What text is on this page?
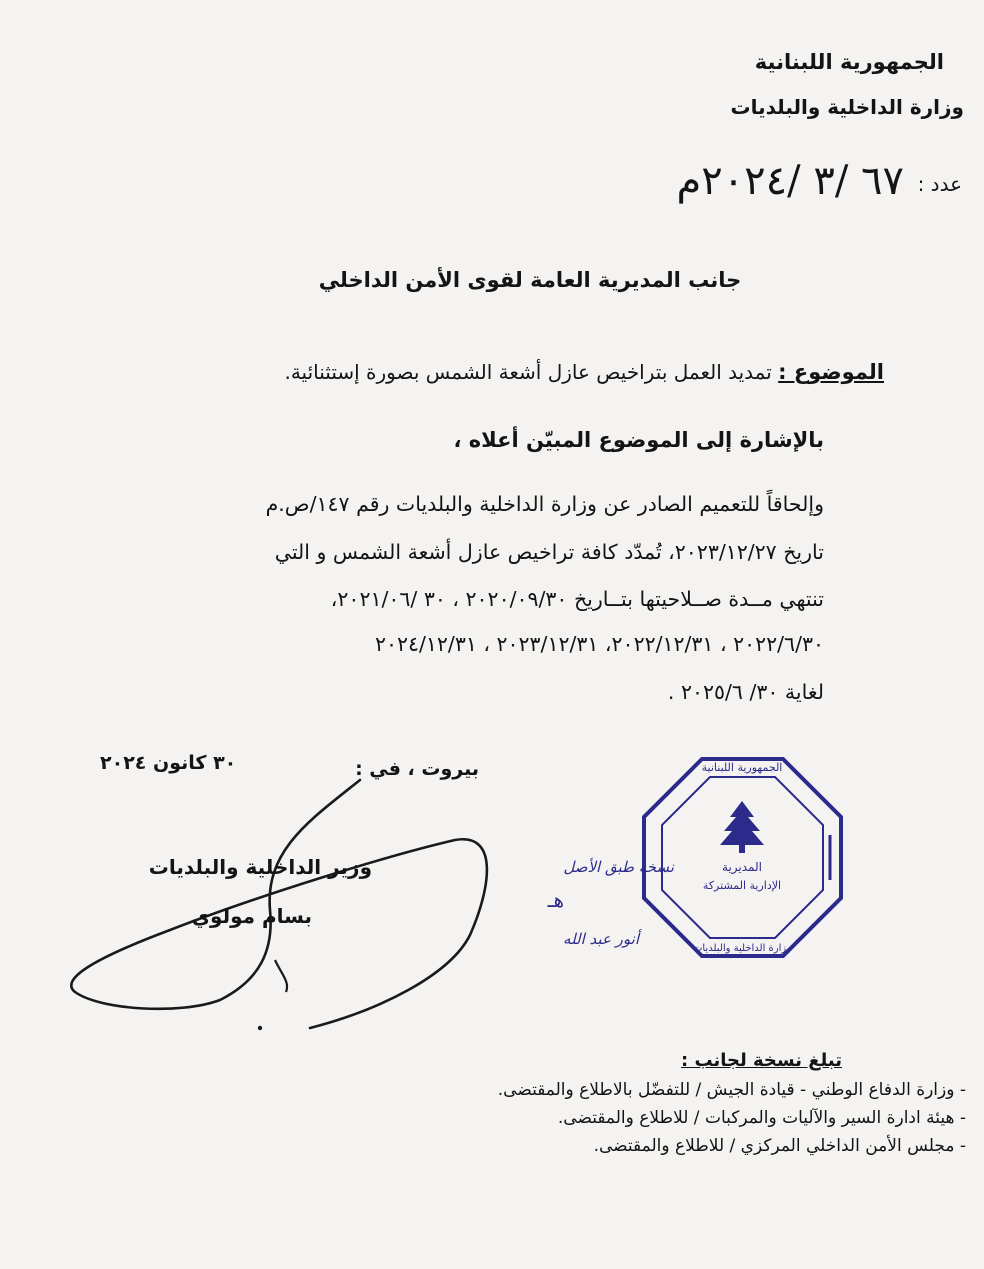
الجمهورية اللبنانية
وزارة الداخلية والبلديات
عدد :
٦٧ /٣ /٢٠٢٤م
جانب المديرية العامة لقوى الأمن الداخلي
الموضوع : تمديد العمل بتراخيص عازل أشعة الشمس بصورة إستثنائية.
بالإشارة إلى الموضوع المبيّن أعلاه ،
وإلحاقاً للتعميم الصادر عن وزارة الداخلية والبلديات رقم ١٤٧/ص.م
تاريخ ٢٠٢٣/١٢/٢٧، تُمدّد كافة تراخيص عازل أشعة الشمس و التي
تنتهي مــدة صــلاحيتها بتــاريخ ٢٠٢٠/٠٩/٣٠ ، ٣٠ /٢٠٢١/٠٦،
٢٠٢٢/٦/٣٠ ، ٢٠٢٢/١٢/٣١، ٢٠٢٣/١٢/٣١ ، ٢٠٢٤/١٢/٣١
لغاية ٣٠/ ٢٠٢٥/٦ .
بيروت ، في :
٣٠ كانون ٢٠٢٤
وزير الداخلية والبلديات
بسام مولوي
الجمهورية اللبنانية
المديرية
الإدارية المشتركة
وزارة الداخلية والبلديات
نسخة طبق الأصل
هـ
أنور عبد الله
تبلغ نسخة لجانب :
- وزارة الدفاع الوطني - قيادة الجيش / للتفضّل بالاطلاع والمقتضى.
- هيئة ادارة السير والآليات والمركبات / للاطلاع والمقتضى.
- مجلس الأمن الداخلي المركزي / للاطلاع والمقتضى.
******************************
- Instruction: Print all of the records shown above exactly, leaving out each picture.

- Written response:
What text is on this page?
الجمهورية اللبنانية
وزارة الداخلية والبلديات
عدد :
٦٧ /٣ /٢٠٢٤م
جانب المديرية العامة لقوى الأمن الداخلي
الموضوع : تمديد العمل بتراخيص عازل أشعة الشمس بصورة إستثنائية.
بالإشارة إلى الموضوع المبيّن أعلاه ،
وإلحاقاً للتعميم الصادر عن وزارة الداخلية والبلديات رقم ١٤٧/ص.م
تاريخ ٢٠٢٣/١٢/٢٧، تُمدّد كافة تراخيص عازل أشعة الشمس و التي
تنتهي مــدة صــلاحيتها بتــاريخ ٢٠٢٠/٠٩/٣٠ ، ٣٠ /٢٠٢١/٠٦،
٢٠٢٢/٦/٣٠ ، ٢٠٢٢/١٢/٣١، ٢٠٢٣/١٢/٣١ ، ٢٠٢٤/١٢/٣١
لغاية ٣٠/ ٢٠٢٥/٦ .
بيروت ، في :
٣٠ كانون ٢٠٢٤
وزير الداخلية والبلديات
بسام مولوي
الجمهورية اللبنانية
المديرية
الإدارية المشتركة
وزارة الداخلية والبلديات
نسخة طبق الأصل
هـ
أنور عبد الله
تبلغ نسخة لجانب :
- وزارة الدفاع الوطني - قيادة الجيش / للتفضّل بالاطلاع والمقتضى.
- هيئة ادارة السير والآليات والمركبات / للاطلاع والمقتضى.
- مجلس الأمن الداخلي المركزي / للاطلاع والمقتضى.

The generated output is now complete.